Records:
------

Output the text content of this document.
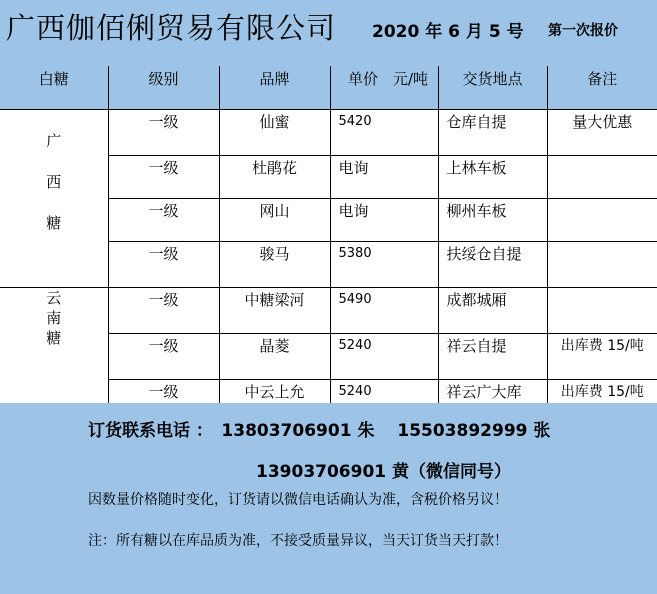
广西伽佰俐贸易有限公司 2020 年 6 月 5 号 第一次报价
白糖	级别	品牌	单价　元/吨	交货地点	备注

广
西
糖	一级	仙蜜	5420	仓库自提	量大优惠
	一级	杜鹃花	电询	上林车板	
	一级	网山	电询	柳州车板	
	一级	骏马	5380	扶绥仓自提	

云
南
糖	一级	中糖梁河	5490	成都城厢	
	一级	晶菱	5240	祥云自提	出库费 15/吨
	一级	中云上允	5240	祥云广大库	出库费 15/吨
订货联系电话 ：　13803706901 朱　 15503892999 张
13903706901 黄（微信同号）
因数量价格随时变化，订货请以微信电话确认为准，含税价格另议！
注：所有糖以在库品质为准，不接受质量异议，当天订货当天打款！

------

> [Your task] Return the listing above word for word, with the pictures removed.

> [Worked solution]
Output the text content of this document.
广西伽佰俐贸易有限公司 2020 年 6 月 5 号 第一次报价
白糖	级别	品牌	单价　元/吨	交货地点	备注

广
西
糖	一级	仙蜜	5420	仓库自提	量大优惠
	一级	杜鹃花	电询	上林车板	
	一级	网山	电询	柳州车板	
	一级	骏马	5380	扶绥仓自提	

云
南
糖	一级	中糖梁河	5490	成都城厢	
	一级	晶菱	5240	祥云自提	出库费 15/吨
	一级	中云上允	5240	祥云广大库	出库费 15/吨
订货联系电话 ：　13803706901 朱　 15503892999 张
13903706901 黄（微信同号）
因数量价格随时变化，订货请以微信电话确认为准，含税价格另议！
注：所有糖以在库品质为准，不接受质量异议，当天订货当天打款！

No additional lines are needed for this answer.